• WHAT IS NEEDED: Below you will find a set of lines. Repeat them all exactly.

-- begin --

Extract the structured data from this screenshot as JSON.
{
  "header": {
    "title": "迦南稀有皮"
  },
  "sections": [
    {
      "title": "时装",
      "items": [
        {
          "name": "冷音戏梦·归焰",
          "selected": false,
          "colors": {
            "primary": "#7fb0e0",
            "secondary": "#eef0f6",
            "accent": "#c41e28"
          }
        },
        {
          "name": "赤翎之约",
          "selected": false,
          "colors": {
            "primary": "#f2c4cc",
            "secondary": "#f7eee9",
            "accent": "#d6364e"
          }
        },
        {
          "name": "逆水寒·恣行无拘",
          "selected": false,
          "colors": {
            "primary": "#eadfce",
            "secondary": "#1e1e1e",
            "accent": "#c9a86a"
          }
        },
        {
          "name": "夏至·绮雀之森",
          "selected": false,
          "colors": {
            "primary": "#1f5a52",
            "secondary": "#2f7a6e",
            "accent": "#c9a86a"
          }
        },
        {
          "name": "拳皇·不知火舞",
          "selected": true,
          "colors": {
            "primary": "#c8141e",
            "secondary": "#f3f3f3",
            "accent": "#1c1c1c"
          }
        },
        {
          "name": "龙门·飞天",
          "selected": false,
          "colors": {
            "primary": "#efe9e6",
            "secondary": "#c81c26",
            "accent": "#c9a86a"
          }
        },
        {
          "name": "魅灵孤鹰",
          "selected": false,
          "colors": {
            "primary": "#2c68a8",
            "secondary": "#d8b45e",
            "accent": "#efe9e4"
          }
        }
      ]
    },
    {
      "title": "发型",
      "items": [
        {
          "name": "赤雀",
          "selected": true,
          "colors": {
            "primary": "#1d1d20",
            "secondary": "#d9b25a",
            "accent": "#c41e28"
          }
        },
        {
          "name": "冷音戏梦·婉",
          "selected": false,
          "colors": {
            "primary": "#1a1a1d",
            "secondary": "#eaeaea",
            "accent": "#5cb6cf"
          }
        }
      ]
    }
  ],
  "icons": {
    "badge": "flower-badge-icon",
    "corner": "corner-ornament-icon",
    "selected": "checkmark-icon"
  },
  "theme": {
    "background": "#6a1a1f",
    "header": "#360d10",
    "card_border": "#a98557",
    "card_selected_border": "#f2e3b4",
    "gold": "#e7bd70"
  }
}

-- end --

• RESPONSE:
Extract the structured data from this screenshot as JSON.
{
  "header": {
    "title": "迦南稀有皮"
  },
  "sections": [
    {
      "title": "时装",
      "items": [
        {
          "name": "冷音戏梦·归焰",
          "selected": false,
          "colors": {
            "primary": "#7fb0e0",
            "secondary": "#eef0f6",
            "accent": "#c41e28"
          }
        },
        {
          "name": "赤翎之约",
          "selected": false,
          "colors": {
            "primary": "#f2c4cc",
            "secondary": "#f7eee9",
            "accent": "#d6364e"
          }
        },
        {
          "name": "逆水寒·恣行无拘",
          "selected": false,
          "colors": {
            "primary": "#eadfce",
            "secondary": "#1e1e1e",
            "accent": "#c9a86a"
          }
        },
        {
          "name": "夏至·绮雀之森",
          "selected": false,
          "colors": {
            "primary": "#1f5a52",
            "secondary": "#2f7a6e",
            "accent": "#c9a86a"
          }
        },
        {
          "name": "拳皇·不知火舞",
          "selected": true,
          "colors": {
            "primary": "#c8141e",
            "secondary": "#f3f3f3",
            "accent": "#1c1c1c"
          }
        },
        {
          "name": "龙门·飞天",
          "selected": false,
          "colors": {
            "primary": "#efe9e6",
            "secondary": "#c81c26",
            "accent": "#c9a86a"
          }
        },
        {
          "name": "魅灵孤鹰",
          "selected": false,
          "colors": {
            "primary": "#2c68a8",
            "secondary": "#d8b45e",
            "accent": "#efe9e4"
          }
        }
      ]
    },
    {
      "title": "发型",
      "items": [
        {
          "name": "赤雀",
          "selected": true,
          "colors": {
            "primary": "#1d1d20",
            "secondary": "#d9b25a",
            "accent": "#c41e28"
          }
        },
        {
          "name": "冷音戏梦·婉",
          "selected": false,
          "colors": {
            "primary": "#1a1a1d",
            "secondary": "#eaeaea",
            "accent": "#5cb6cf"
          }
        }
      ]
    }
  ],
  "icons": {
    "badge": "flower-badge-icon",
    "corner": "corner-ornament-icon",
    "selected": "checkmark-icon"
  },
  "theme": {
    "background": "#6a1a1f",
    "header": "#360d10",
    "card_border": "#a98557",
    "card_selected_border": "#f2e3b4",
    "gold": "#e7bd70"
  }
}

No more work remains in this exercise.